What needs to be done: Every line with the word "about" in it should be extracted from the data that follows.

··· Exercise input ···

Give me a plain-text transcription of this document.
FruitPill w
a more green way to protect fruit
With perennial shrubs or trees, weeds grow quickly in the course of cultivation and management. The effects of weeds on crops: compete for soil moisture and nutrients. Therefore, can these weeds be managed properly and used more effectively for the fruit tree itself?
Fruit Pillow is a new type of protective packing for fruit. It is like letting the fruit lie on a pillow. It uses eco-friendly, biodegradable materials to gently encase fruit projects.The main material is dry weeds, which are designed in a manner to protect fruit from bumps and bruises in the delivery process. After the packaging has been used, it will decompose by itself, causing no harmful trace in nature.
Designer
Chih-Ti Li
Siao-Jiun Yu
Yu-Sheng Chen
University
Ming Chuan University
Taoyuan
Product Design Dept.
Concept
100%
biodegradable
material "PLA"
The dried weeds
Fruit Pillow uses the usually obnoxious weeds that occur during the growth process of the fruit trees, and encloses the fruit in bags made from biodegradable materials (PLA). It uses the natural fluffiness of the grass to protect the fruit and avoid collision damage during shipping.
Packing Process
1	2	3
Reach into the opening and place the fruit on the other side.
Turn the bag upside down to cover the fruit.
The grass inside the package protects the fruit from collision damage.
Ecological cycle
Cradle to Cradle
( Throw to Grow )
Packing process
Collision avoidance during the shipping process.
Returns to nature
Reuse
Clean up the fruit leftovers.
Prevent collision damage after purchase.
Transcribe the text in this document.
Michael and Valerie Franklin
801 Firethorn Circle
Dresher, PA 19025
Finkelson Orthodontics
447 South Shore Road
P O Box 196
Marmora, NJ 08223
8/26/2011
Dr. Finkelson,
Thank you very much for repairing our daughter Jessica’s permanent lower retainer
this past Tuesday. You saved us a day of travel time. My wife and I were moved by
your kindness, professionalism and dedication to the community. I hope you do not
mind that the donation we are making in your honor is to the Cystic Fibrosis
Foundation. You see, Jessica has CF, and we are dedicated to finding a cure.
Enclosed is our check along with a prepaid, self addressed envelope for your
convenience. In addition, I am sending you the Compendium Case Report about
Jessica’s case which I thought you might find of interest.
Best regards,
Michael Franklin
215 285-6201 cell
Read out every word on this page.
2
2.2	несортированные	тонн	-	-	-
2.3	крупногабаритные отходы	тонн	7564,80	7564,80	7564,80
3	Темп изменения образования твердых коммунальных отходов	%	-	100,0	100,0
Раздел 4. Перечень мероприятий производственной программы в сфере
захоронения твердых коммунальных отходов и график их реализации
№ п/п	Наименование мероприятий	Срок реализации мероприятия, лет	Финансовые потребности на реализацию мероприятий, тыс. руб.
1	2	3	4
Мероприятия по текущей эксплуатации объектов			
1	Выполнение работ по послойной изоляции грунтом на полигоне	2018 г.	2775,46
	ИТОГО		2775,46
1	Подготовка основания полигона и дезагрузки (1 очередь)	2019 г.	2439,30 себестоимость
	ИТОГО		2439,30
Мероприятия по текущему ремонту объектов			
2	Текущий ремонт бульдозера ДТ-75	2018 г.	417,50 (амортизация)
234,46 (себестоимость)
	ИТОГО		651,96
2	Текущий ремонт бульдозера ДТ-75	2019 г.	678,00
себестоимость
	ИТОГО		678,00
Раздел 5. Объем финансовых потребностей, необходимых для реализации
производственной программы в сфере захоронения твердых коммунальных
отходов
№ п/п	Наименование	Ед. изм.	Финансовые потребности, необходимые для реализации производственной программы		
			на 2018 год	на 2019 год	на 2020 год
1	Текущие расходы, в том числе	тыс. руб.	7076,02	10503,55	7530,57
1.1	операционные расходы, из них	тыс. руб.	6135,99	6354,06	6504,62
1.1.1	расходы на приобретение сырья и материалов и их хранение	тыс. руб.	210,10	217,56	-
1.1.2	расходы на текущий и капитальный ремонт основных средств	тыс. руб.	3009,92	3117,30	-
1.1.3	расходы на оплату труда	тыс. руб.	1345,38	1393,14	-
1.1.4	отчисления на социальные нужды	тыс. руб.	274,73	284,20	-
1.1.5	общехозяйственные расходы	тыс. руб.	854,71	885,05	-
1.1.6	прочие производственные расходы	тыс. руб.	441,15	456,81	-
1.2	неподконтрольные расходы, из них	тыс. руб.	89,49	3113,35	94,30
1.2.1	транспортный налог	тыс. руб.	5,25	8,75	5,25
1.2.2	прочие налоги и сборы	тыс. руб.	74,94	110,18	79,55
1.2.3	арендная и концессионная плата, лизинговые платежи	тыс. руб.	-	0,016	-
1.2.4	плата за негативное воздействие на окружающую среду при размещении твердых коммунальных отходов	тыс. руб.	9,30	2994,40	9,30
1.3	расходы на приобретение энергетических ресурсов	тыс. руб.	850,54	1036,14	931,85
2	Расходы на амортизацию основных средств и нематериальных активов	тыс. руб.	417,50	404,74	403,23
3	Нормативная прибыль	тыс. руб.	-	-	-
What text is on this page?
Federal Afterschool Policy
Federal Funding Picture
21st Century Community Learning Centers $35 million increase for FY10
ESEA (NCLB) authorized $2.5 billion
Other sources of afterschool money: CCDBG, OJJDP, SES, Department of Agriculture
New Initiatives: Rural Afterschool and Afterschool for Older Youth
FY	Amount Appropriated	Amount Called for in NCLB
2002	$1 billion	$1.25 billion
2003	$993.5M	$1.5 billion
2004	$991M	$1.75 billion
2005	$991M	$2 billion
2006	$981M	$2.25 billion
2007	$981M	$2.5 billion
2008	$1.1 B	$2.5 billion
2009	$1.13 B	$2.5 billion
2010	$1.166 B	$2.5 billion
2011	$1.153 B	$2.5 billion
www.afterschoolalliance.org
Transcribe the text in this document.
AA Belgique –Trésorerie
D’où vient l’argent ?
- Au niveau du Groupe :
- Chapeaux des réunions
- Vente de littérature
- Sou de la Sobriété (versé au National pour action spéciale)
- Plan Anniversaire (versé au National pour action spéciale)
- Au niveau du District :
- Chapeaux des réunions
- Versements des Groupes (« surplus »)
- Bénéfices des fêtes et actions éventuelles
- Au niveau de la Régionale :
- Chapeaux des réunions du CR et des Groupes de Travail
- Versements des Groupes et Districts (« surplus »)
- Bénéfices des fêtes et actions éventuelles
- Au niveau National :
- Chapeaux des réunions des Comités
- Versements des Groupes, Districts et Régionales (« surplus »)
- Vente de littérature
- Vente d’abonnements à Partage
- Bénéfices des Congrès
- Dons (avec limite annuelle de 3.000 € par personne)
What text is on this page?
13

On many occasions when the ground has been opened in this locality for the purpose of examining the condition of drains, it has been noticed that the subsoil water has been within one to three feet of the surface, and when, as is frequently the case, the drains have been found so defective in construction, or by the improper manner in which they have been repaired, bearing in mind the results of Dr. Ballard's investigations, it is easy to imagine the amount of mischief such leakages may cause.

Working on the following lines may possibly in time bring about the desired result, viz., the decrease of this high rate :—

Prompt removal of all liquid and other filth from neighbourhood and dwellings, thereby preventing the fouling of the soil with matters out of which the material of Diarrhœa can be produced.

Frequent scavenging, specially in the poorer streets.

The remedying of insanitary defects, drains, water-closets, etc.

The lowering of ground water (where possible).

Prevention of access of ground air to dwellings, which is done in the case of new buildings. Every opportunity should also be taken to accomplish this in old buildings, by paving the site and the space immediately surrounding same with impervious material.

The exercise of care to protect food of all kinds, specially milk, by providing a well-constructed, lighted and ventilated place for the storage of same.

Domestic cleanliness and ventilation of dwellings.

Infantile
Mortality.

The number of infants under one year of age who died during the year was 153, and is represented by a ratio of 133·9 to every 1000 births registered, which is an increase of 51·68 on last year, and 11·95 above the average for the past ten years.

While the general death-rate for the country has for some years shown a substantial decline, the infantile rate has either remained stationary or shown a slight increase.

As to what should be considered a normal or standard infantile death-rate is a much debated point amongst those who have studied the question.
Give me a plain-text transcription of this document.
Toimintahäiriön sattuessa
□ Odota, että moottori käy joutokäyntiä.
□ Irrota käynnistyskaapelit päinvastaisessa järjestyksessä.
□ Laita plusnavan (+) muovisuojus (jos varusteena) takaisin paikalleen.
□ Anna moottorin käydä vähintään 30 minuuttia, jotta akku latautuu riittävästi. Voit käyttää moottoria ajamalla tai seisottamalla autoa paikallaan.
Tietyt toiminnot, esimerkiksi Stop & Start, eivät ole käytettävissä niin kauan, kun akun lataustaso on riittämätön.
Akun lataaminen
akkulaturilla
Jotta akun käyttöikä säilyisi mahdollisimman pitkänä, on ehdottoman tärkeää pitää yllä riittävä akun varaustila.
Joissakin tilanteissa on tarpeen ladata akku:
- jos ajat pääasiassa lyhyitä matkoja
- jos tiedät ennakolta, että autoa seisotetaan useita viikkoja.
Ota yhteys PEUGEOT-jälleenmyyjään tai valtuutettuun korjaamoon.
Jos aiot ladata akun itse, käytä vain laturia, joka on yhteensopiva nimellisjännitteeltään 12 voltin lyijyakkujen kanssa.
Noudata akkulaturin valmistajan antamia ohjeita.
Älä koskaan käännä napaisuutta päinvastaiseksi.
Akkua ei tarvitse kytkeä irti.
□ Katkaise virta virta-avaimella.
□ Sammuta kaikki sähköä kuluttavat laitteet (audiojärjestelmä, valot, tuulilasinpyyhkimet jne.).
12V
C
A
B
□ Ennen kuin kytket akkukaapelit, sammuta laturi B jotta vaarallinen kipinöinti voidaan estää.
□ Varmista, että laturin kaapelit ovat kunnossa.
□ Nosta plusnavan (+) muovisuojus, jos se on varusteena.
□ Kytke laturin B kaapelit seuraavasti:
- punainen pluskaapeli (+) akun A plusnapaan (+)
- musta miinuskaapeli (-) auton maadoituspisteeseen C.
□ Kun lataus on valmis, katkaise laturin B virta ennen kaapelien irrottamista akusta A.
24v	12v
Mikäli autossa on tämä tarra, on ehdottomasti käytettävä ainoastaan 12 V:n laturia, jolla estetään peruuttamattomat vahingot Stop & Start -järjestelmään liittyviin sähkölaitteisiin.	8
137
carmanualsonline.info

···

Problem solution:
convenience. In addition, I am sending you the Compendium Case Report about
Working on the following lines may possibly in time bring about the desired result, viz., the decrease of this high rate :—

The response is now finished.